AIM OF THE EXERCISE: All of the data that follows should be retyped exactly, please, except the pictures.

_ _ _ _

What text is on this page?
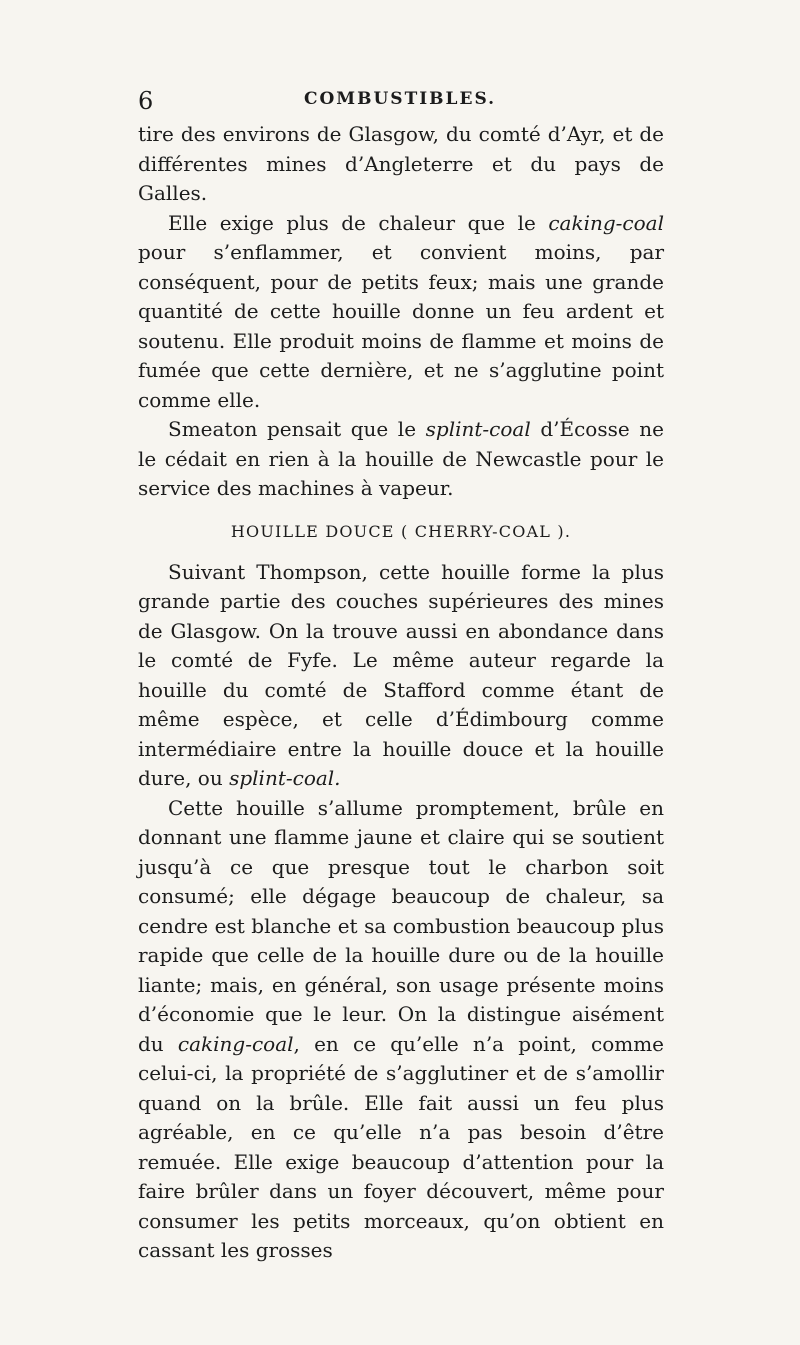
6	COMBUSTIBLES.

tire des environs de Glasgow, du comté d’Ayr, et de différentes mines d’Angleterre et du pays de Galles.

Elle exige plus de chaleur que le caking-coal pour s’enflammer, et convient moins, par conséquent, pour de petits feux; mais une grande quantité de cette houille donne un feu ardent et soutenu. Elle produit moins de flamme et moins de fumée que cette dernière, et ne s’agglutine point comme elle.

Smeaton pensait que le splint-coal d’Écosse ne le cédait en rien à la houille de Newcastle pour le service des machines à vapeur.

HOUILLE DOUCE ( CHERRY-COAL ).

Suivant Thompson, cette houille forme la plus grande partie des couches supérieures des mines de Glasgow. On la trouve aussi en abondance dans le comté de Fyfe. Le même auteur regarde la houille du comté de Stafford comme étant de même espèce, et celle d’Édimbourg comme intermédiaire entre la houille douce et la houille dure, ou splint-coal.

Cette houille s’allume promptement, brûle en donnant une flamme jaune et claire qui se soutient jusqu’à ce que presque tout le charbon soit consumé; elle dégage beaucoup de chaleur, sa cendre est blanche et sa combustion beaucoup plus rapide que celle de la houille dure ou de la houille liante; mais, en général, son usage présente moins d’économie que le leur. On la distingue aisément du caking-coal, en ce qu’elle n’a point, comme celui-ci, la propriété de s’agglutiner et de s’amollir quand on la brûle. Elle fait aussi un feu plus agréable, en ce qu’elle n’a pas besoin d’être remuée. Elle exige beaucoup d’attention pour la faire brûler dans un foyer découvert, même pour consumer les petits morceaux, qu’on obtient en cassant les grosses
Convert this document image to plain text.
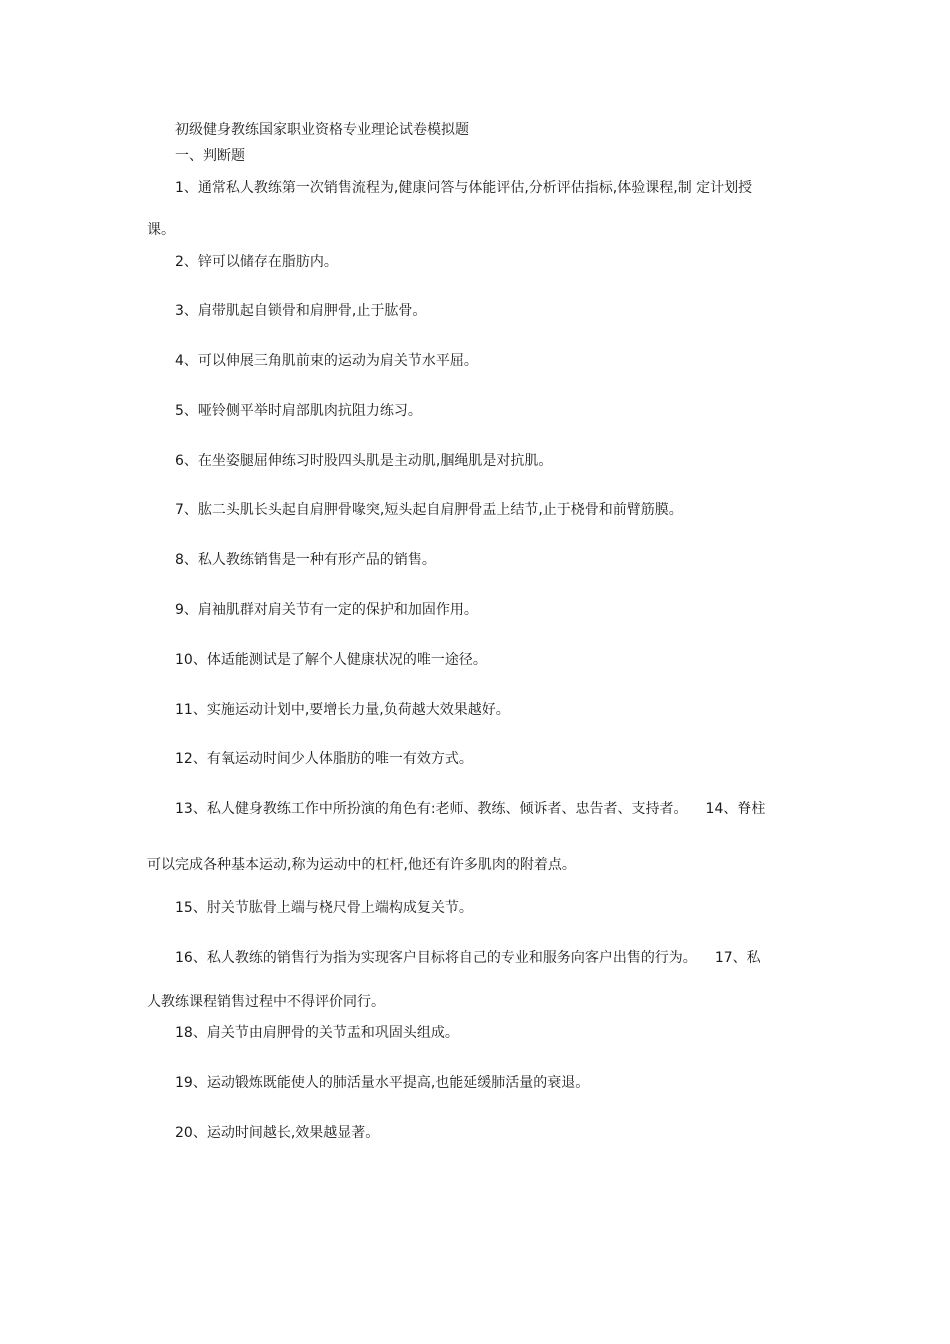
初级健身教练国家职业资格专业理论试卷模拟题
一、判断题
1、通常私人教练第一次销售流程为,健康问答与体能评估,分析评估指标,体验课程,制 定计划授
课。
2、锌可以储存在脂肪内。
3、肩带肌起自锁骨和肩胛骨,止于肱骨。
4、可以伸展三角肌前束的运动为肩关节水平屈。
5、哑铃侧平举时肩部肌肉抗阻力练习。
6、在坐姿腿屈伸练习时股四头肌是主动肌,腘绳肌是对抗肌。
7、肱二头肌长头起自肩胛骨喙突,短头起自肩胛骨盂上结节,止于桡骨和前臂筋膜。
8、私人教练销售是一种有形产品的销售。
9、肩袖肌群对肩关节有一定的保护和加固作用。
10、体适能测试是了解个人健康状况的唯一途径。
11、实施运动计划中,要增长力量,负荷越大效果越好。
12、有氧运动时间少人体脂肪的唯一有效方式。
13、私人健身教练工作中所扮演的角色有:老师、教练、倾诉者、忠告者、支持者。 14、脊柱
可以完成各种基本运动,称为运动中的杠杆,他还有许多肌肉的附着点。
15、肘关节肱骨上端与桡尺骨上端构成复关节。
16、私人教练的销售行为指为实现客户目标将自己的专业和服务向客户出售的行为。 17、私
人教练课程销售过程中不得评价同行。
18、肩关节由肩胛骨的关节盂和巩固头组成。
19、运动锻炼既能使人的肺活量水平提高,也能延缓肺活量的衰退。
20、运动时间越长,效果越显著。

_ _ _ _

SOLUTION:
What text is on this page?
6	COMBUSTIBLES.

tire des environs de Glasgow, du comté d’Ayr, et de différentes mines d’Angleterre et du pays de Galles.

Elle exige plus de chaleur que le caking-coal pour s’enflammer, et convient moins, par conséquent, pour de petits feux; mais une grande quantité de cette houille donne un feu ardent et soutenu. Elle produit moins de flamme et moins de fumée que cette dernière, et ne s’agglutine point comme elle.

Smeaton pensait que le splint-coal d’Écosse ne le cédait en rien à la houille de Newcastle pour le service des machines à vapeur.

HOUILLE DOUCE ( CHERRY-COAL ).

Suivant Thompson, cette houille forme la plus grande partie des couches supérieures des mines de Glasgow. On la trouve aussi en abondance dans le comté de Fyfe. Le même auteur regarde la houille du comté de Stafford comme étant de même espèce, et celle d’Édimbourg comme intermédiaire entre la houille douce et la houille dure, ou splint-coal.

Cette houille s’allume promptement, brûle en donnant une flamme jaune et claire qui se soutient jusqu’à ce que presque tout le charbon soit consumé; elle dégage beaucoup de chaleur, sa cendre est blanche et sa combustion beaucoup plus rapide que celle de la houille dure ou de la houille liante; mais, en général, son usage présente moins d’économie que le leur. On la distingue aisément du caking-coal, en ce qu’elle n’a point, comme celui-ci, la propriété de s’agglutiner et de s’amollir quand on la brûle. Elle fait aussi un feu plus agréable, en ce qu’elle n’a pas besoin d’être remuée. Elle exige beaucoup d’attention pour la faire brûler dans un foyer découvert, même pour consumer les petits morceaux, qu’on obtient en cassant les grosses
Convert this document image to plain text.
初级健身教练国家职业资格专业理论试卷模拟题
一、判断题
1、通常私人教练第一次销售流程为,健康问答与体能评估,分析评估指标,体验课程,制 定计划授
课。
2、锌可以储存在脂肪内。
3、肩带肌起自锁骨和肩胛骨,止于肱骨。
4、可以伸展三角肌前束的运动为肩关节水平屈。
5、哑铃侧平举时肩部肌肉抗阻力练习。
6、在坐姿腿屈伸练习时股四头肌是主动肌,腘绳肌是对抗肌。
7、肱二头肌长头起自肩胛骨喙突,短头起自肩胛骨盂上结节,止于桡骨和前臂筋膜。
8、私人教练销售是一种有形产品的销售。
9、肩袖肌群对肩关节有一定的保护和加固作用。
10、体适能测试是了解个人健康状况的唯一途径。
11、实施运动计划中,要增长力量,负荷越大效果越好。
12、有氧运动时间少人体脂肪的唯一有效方式。
13、私人健身教练工作中所扮演的角色有:老师、教练、倾诉者、忠告者、支持者。 14、脊柱
可以完成各种基本运动,称为运动中的杠杆,他还有许多肌肉的附着点。
15、肘关节肱骨上端与桡尺骨上端构成复关节。
16、私人教练的销售行为指为实现客户目标将自己的专业和服务向客户出售的行为。 17、私
人教练课程销售过程中不得评价同行。
18、肩关节由肩胛骨的关节盂和巩固头组成。
19、运动锻炼既能使人的肺活量水平提高,也能延缓肺活量的衰退。
20、运动时间越长,效果越显著。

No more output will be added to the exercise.